SHORT PROBLEM - Search the listing for the string "ffffff" and copy every line that contains it.

-- START ENTRIES SUPPLIED --

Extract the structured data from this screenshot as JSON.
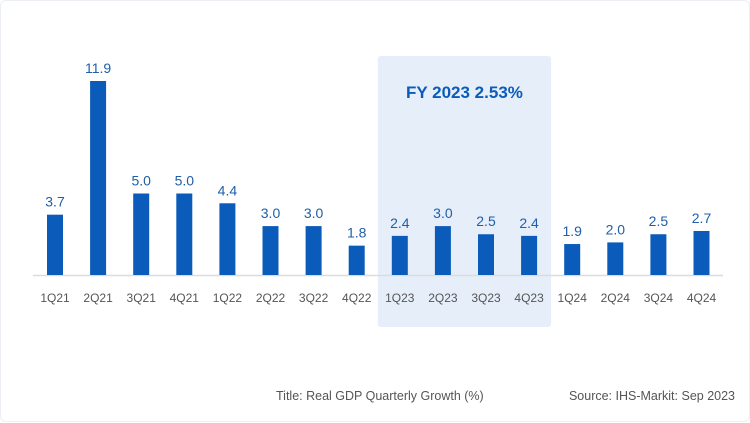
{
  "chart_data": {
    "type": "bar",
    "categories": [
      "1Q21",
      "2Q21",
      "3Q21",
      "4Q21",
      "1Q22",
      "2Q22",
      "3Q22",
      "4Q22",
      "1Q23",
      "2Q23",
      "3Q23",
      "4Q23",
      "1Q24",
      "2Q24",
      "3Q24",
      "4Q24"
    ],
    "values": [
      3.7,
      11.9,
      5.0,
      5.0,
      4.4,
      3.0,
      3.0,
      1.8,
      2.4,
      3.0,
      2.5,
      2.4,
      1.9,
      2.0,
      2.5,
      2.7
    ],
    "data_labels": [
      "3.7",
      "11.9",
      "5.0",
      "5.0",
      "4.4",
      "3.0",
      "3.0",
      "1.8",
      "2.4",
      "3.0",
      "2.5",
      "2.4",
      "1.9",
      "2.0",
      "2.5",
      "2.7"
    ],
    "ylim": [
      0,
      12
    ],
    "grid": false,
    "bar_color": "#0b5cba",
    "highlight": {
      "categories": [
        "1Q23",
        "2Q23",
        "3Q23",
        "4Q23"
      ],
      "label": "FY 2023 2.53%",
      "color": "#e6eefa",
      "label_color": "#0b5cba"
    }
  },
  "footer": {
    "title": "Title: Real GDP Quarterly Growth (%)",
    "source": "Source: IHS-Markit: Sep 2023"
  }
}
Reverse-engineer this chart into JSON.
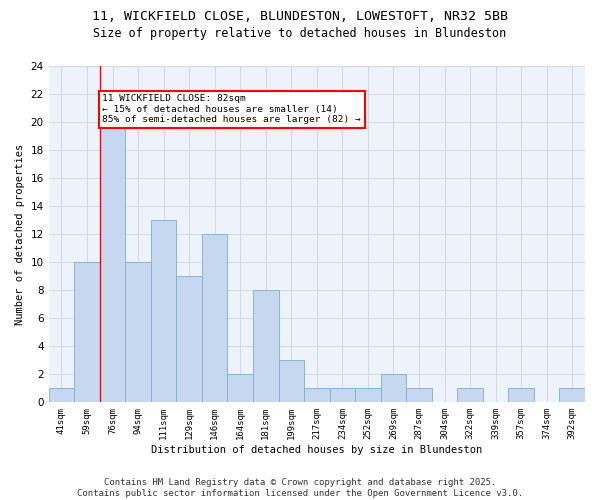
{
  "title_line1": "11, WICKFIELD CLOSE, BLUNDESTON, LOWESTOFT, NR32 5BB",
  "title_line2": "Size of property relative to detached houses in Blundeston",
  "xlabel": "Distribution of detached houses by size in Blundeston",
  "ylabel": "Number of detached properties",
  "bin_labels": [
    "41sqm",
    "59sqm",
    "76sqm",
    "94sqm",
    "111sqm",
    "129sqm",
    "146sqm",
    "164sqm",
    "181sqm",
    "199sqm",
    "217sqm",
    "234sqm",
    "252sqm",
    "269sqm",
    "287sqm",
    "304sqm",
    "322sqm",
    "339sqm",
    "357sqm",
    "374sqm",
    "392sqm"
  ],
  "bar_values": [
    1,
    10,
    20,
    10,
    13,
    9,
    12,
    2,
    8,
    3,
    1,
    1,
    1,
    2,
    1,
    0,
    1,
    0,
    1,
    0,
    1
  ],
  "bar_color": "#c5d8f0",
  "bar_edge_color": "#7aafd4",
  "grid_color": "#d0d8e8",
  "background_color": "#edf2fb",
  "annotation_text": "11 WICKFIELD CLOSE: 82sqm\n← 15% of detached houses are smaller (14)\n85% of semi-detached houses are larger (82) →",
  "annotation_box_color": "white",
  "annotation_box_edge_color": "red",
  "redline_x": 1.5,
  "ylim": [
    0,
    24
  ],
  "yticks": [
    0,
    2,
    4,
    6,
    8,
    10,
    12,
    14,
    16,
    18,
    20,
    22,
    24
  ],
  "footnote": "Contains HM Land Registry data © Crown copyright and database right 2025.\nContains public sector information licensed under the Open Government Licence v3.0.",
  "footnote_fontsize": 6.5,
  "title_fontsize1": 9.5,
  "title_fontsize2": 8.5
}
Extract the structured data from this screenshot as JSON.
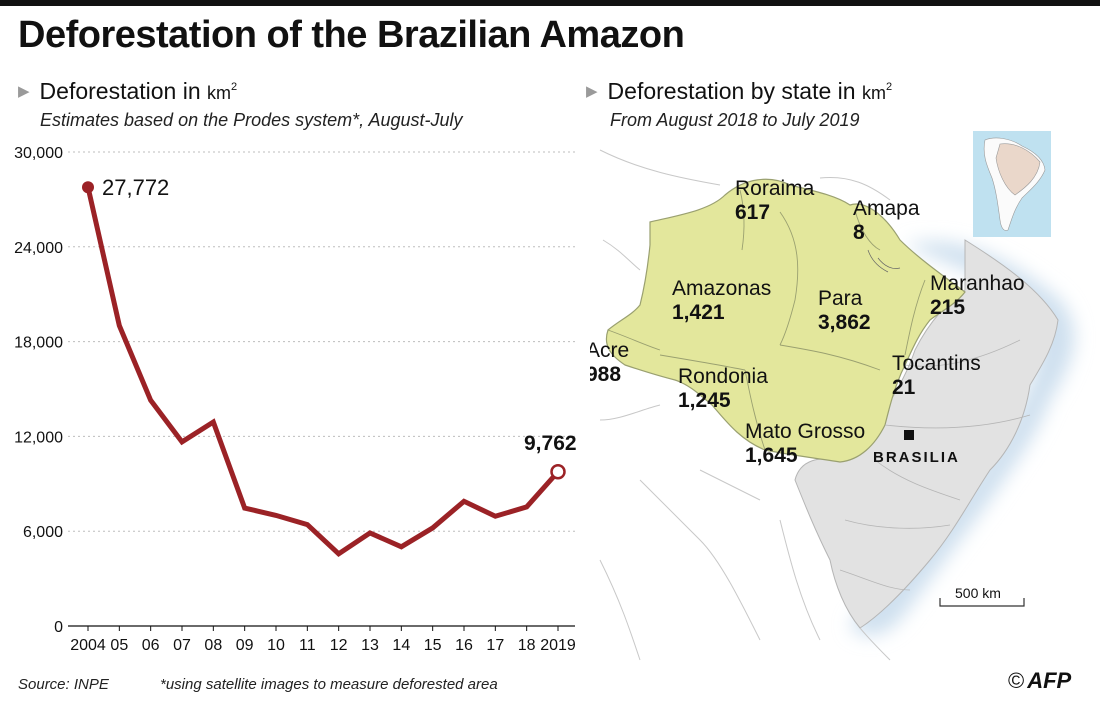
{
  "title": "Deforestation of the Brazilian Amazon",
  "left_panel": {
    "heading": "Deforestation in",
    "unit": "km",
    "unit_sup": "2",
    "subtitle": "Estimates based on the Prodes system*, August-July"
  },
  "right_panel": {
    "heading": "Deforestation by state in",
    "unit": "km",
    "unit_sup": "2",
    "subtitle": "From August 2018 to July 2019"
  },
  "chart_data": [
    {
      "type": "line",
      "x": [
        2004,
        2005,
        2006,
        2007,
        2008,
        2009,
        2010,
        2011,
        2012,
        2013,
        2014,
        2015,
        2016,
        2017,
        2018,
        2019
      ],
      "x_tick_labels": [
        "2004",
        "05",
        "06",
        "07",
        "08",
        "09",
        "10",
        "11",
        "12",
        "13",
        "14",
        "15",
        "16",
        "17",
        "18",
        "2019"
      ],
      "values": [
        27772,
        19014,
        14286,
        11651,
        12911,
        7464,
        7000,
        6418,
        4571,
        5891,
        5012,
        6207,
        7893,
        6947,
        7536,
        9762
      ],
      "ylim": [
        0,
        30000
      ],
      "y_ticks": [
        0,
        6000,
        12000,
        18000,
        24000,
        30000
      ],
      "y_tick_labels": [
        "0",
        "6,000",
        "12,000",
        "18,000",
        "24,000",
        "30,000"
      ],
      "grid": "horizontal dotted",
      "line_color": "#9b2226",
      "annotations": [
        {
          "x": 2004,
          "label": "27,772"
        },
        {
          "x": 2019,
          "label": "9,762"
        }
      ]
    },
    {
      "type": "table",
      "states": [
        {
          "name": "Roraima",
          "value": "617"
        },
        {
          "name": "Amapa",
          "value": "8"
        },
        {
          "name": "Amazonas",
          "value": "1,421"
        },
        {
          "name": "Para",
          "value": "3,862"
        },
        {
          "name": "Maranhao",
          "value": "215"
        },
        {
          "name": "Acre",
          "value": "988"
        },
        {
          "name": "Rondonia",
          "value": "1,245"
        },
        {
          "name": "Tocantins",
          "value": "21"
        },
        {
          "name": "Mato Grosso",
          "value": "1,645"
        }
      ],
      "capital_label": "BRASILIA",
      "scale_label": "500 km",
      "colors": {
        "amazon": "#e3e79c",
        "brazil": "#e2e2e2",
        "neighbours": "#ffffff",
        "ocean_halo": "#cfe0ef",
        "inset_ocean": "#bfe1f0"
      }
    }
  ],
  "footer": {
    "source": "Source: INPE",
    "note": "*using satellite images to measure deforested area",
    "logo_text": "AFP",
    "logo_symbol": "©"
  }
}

-- END ENTRIES SUPPLIED --
-- START ENTRIES SUPPLIED --

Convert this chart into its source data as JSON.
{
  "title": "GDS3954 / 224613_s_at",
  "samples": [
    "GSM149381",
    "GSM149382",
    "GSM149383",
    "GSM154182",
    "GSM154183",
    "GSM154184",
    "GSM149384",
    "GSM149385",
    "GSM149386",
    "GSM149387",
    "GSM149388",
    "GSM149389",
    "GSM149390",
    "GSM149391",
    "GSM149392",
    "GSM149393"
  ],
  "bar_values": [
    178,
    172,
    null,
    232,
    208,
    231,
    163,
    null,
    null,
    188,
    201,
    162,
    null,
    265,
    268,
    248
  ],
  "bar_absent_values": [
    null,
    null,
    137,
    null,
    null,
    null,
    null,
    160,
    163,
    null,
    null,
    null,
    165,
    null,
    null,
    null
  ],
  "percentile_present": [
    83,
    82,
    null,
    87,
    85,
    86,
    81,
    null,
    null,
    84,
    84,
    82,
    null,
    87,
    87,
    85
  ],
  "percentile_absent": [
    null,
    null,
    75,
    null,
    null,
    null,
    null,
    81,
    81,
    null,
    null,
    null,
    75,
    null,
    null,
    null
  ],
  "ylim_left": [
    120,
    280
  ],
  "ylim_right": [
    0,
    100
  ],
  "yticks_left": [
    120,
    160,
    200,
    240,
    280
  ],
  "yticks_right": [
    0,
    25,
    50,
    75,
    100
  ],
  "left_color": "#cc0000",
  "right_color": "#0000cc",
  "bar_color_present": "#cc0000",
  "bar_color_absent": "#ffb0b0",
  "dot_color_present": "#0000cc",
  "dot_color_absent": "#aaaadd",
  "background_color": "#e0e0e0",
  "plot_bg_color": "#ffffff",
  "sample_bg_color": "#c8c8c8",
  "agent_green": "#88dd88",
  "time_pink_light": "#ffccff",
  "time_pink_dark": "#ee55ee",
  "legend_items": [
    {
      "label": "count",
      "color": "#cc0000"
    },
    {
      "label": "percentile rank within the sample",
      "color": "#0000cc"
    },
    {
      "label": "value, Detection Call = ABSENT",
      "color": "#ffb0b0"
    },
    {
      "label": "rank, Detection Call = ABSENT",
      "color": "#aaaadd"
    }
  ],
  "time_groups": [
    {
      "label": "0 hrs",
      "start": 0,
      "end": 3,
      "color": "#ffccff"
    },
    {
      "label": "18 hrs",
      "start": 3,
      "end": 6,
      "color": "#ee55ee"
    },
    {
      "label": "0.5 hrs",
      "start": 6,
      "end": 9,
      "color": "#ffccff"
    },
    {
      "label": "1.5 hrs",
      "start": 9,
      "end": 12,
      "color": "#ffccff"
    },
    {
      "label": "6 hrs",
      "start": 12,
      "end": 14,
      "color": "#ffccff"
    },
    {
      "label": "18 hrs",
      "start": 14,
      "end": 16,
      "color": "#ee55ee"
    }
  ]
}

-- END ENTRIES SUPPLIED --
-- START ENTRIES SUPPLIED --

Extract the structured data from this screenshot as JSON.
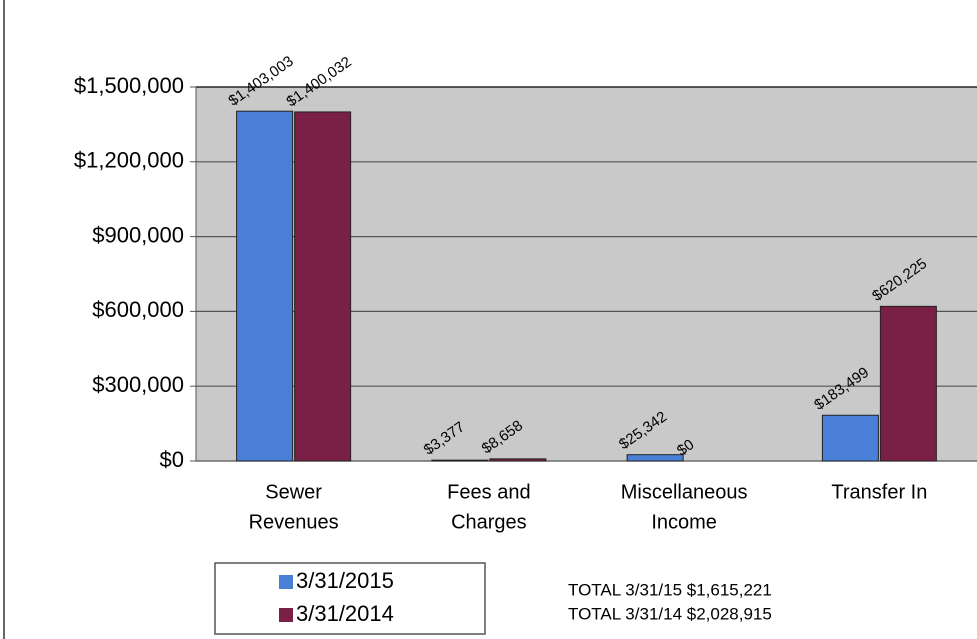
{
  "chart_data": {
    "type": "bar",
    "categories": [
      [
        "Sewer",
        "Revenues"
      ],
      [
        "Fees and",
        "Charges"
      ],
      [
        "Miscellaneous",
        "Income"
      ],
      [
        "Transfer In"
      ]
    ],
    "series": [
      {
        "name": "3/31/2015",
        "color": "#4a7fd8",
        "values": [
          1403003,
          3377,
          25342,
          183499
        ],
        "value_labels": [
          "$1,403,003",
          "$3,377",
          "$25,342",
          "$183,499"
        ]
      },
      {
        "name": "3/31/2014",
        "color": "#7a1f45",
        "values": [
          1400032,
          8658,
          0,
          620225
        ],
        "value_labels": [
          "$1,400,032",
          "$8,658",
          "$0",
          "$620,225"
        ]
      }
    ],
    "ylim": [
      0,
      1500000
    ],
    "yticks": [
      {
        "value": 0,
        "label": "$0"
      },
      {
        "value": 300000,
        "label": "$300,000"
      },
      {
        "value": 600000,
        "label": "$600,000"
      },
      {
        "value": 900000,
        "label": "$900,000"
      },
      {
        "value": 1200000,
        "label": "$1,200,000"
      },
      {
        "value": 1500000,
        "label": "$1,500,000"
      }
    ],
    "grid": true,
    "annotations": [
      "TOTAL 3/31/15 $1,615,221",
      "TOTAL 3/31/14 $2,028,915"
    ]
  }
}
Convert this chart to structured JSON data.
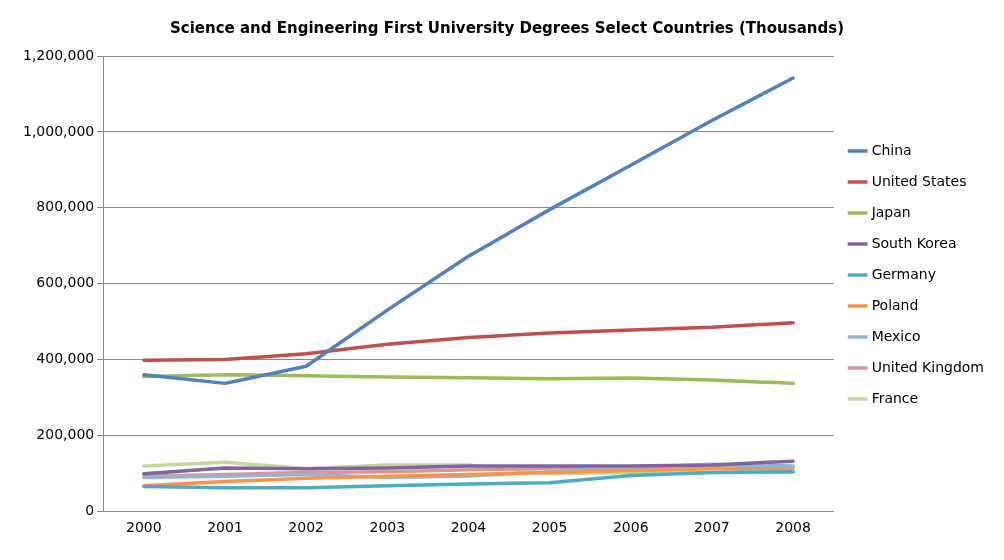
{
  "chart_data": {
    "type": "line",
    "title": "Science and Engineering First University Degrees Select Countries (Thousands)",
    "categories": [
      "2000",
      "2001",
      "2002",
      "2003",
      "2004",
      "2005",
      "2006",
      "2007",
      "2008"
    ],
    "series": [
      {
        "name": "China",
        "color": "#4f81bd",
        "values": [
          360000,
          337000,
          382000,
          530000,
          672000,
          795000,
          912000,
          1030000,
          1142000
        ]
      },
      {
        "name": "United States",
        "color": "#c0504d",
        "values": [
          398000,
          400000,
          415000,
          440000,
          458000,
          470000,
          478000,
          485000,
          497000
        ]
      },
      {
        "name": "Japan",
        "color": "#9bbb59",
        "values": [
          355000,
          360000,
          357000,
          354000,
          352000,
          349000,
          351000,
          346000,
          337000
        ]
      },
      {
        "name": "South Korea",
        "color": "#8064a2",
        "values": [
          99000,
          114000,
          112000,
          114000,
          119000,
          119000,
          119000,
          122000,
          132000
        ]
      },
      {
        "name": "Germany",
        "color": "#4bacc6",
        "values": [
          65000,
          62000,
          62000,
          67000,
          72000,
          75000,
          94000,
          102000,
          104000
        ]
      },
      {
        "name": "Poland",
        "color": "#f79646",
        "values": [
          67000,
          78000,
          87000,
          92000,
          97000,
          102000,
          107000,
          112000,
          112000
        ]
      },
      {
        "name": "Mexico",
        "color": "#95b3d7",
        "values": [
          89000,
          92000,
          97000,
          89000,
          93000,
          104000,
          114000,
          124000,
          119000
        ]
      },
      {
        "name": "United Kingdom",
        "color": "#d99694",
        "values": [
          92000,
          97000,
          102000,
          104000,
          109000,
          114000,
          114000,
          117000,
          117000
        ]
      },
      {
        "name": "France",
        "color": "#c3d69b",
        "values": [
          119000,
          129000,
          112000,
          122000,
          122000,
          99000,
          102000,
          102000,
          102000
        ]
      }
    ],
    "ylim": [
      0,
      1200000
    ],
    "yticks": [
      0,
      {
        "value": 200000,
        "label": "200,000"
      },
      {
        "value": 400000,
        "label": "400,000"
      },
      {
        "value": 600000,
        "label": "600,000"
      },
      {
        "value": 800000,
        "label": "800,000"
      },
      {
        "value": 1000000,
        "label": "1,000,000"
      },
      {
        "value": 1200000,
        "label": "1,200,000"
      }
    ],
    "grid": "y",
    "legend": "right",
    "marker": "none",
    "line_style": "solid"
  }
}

-- END ENTRIES SUPPLIED --

WRITTEN ANSWER -
        "neighbours": "#ffffff",
  "plot_bg_color": "#ffffff",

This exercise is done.